Set exercise: Copy each line of the material below that includes the string "Possibility".

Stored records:

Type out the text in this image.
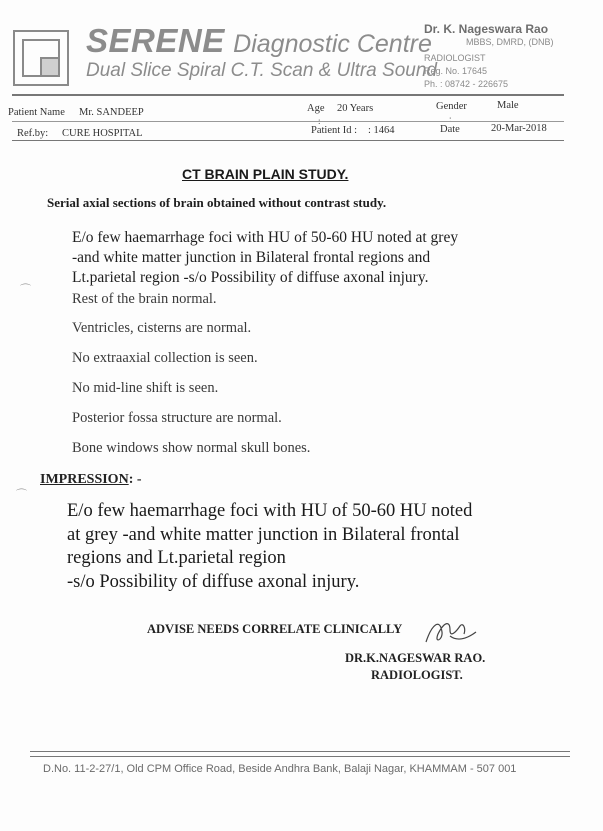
SERENE Diagnostic Centre
Dual Slice Spiral C.T. Scan & Ultra Sound
Dr. K. Nageswara Rao
MBBS, DMRD, (DNB)
RADIOLOGIST
Reg. No. 17645
Ph. : 08742 - 226675
Patient Name Mr. SANDEEP	Age 20 Years	Gender	Male
:	:
Ref.by: CURE HOSPITAL	Patient Id : : 1464	Date	20-Mar-2018
CT BRAIN PLAIN STUDY.
Serial axial sections of brain obtained without contrast study.
E/o few haemarrhage foci with HU of 50-60 HU noted at grey
-and white matter junction in Bilateral frontal regions and
Lt.parietal region -s/o Possibility of diffuse axonal injury.
⌒
Rest of the brain normal.
Ventricles, cisterns are normal.
No extraaxial collection is seen.
No mid-line shift is seen.
Posterior fossa structure are normal.
Bone windows show normal skull bones.
IMPRESSION: -
⌒
E/o few haemarrhage foci with HU of 50-60 HU noted
at grey -and white matter junction in Bilateral frontal
regions and Lt.parietal region
-s/o Possibility of diffuse axonal injury.
ADVISE NEEDS CORRELATE CLINICALLY
DR.K.NAGESWAR RAO.
RADIOLOGIST.
D.No. 11-2-27/1, Old CPM Office Road, Beside Andhra Bank, Balaji Nagar, KHAMMAM - 507 001
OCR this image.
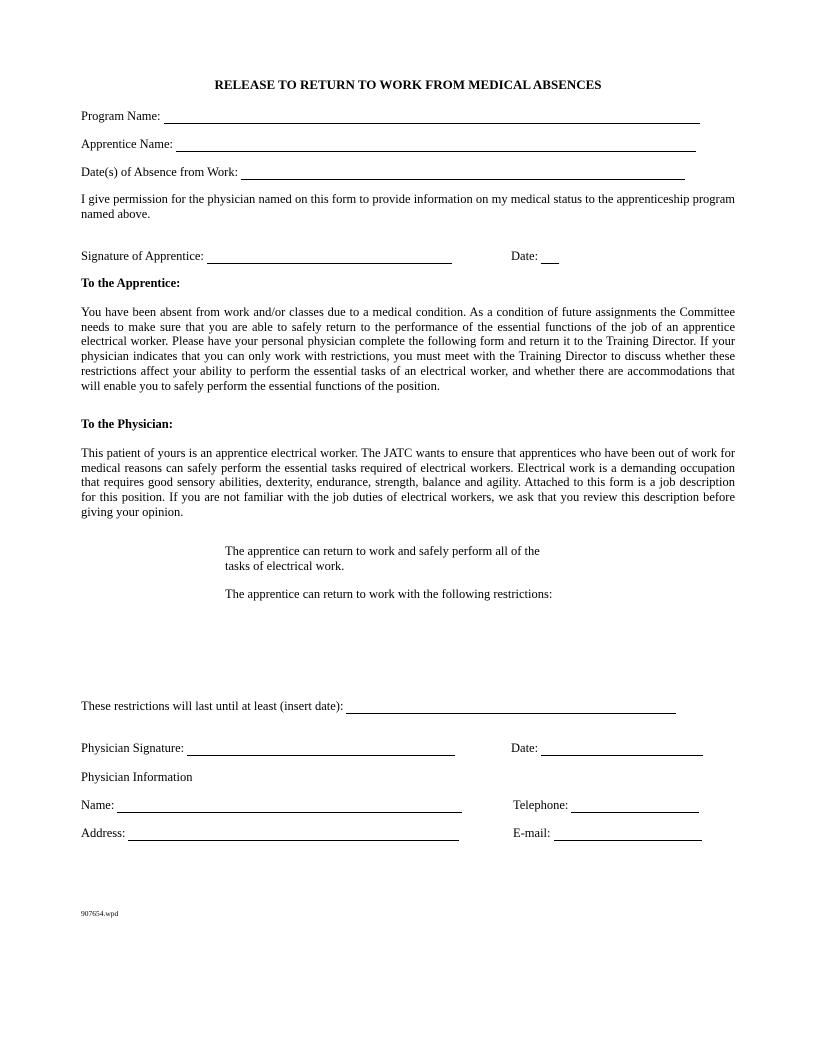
RELEASE TO RETURN TO WORK FROM MEDICAL ABSENCES
Program Name:
Apprentice Name:
Date(s) of Absence from Work:
I give permission for the physician named on this form to provide information on my medical status to the apprenticeship program named above.
Signature of Apprentice:	Date:
To the Apprentice:
You have been absent from work and/or classes due to a medical condition. As a condition of future assignments the Committee needs to make sure that you are able to safely return to the performance of the essential functions of the job of an apprentice electrical worker. Please have your personal physician complete the following form and return it to the Training Director. If your physician indicates that you can only work with restrictions, you must meet with the Training Director to discuss whether these restrictions affect your ability to perform the essential tasks of an electrical worker, and whether there are accommodations that will enable you to safely perform the essential functions of the position.
To the Physician:
This patient of yours is an apprentice electrical worker. The JATC wants to ensure that apprentices who have been out of work for medical reasons can safely perform the essential tasks required of electrical workers. Electrical work is a demanding occupation that requires good sensory abilities, dexterity, endurance, strength, balance and agility. Attached to this form is a job description for this position. If you are not familiar with the job duties of electrical workers, we ask that you review this description before giving your opinion.
The apprentice can return to work and safely perform all of the
tasks of electrical work.
The apprentice can return to work with the following restrictions:
These restrictions will last until at least (insert date):
Physician Signature:	Date:
Physician Information
Name:	Telephone:
Address:	E-mail:
907654.wpd
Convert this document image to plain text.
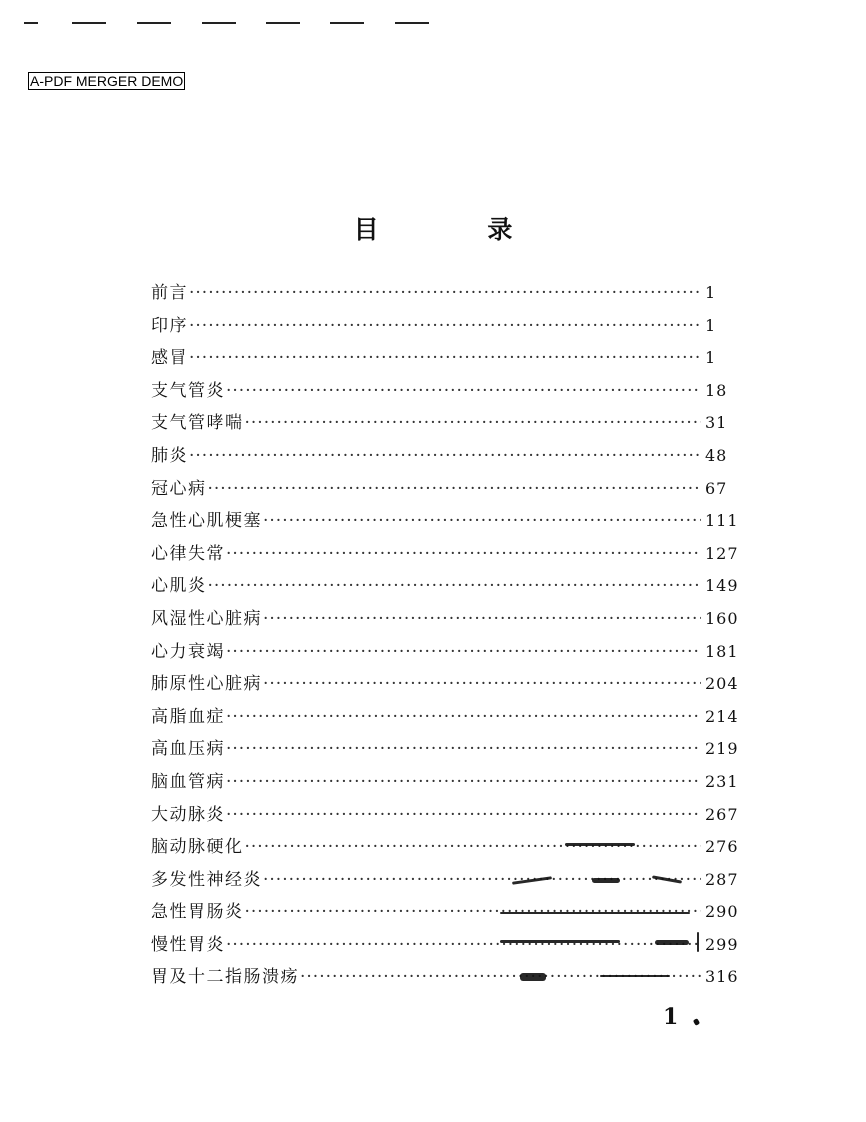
A-PDF MERGER DEMO
目 录
前言 ·····	1
印序 ·····	1
感冒 ·····	1
支气管炎 ·····	18
支气管哮喘 ·····	31
肺炎 ·····	48
冠心病 ·····	67
急性心肌梗塞 ·····	111
心律失常 ·····	127
心肌炎 ·····	149
风湿性心脏病 ·····	160
心力衰竭 ·····	181
肺原性心脏病 ·····	204
高脂血症 ·····	214
高血压病 ·····	219
脑血管病 ·····	231
大动脉炎 ·····	267
脑动脉硬化 ·····	276
多发性神经炎 ·····	287
急性胃肠炎 ·····	290
慢性胃炎 ·····	299
胃及十二指肠溃疡 ·····	316
1
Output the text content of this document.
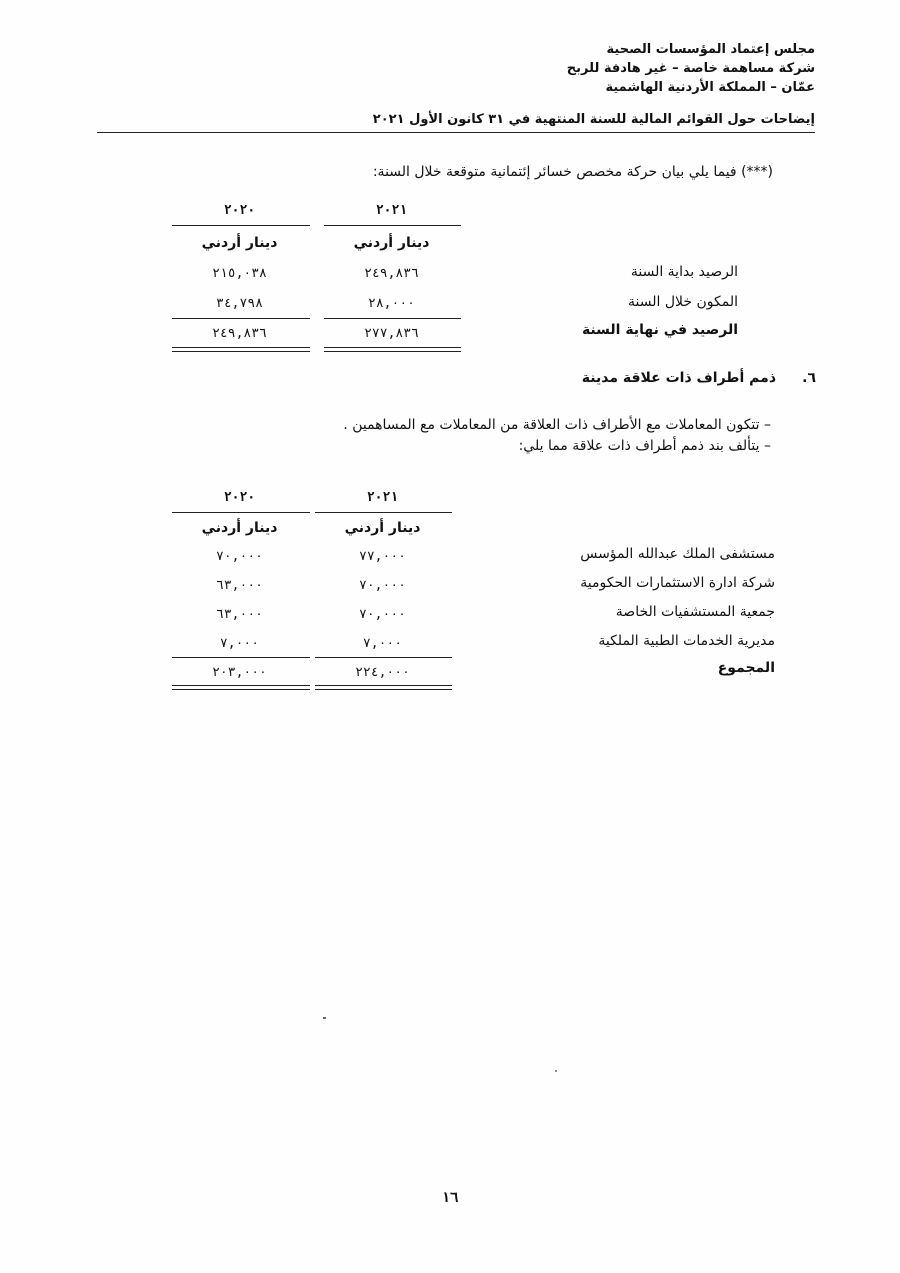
مجلس إعتماد المؤسسات الصحية
شركة مساهمة خاصة – غير هادفة للربح
عمّان – المملكة الأردنية الهاشمية
إيضاحات حول القوائم المالية للسنة المنتهية في ٣١ كانون الأول ٢٠٢١
(***) فيما يلي بيان حركة مخصص خسائر إئتمانية متوقعة خلال السنة:
٢٠٢١
٢٠٢٠
دينار أردني
دينار أردني
الرصيد بداية السنة
٢٤٩,٨٣٦
٢١٥,٠٣٨
المكون خلال السنة
٢٨,٠٠٠
٣٤,٧٩٨
الرصيد في نهاية السنة
٢٧٧,٨٣٦
٢٤٩,٨٣٦
٦.
ذمم أطراف ذات علاقة مدينة
– تتكون المعاملات مع الأطراف ذات العلاقة من المعاملات مع المساهمين .
– يتألف بند ذمم أطراف ذات علاقة مما يلي:
٢٠٢١
٢٠٢٠
دينار أردني
دينار أردني
مستشفى الملك عبدالله المؤسس
٧٧,٠٠٠
٧٠,٠٠٠
شركة ادارة الاستثمارات الحكومية
٧٠,٠٠٠
٦٣,٠٠٠
جمعية المستشفيات الخاصة
٧٠,٠٠٠
٦٣,٠٠٠
مديرية الخدمات الطبية الملكية
٧,٠٠٠
٧,٠٠٠
المجموع
٢٢٤,٠٠٠
٢٠٣,٠٠٠
١٦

The reply:
Lt.parietal region -s/o Possibility of diffuse axonal injury.
-s/o Possibility of diffuse axonal injury.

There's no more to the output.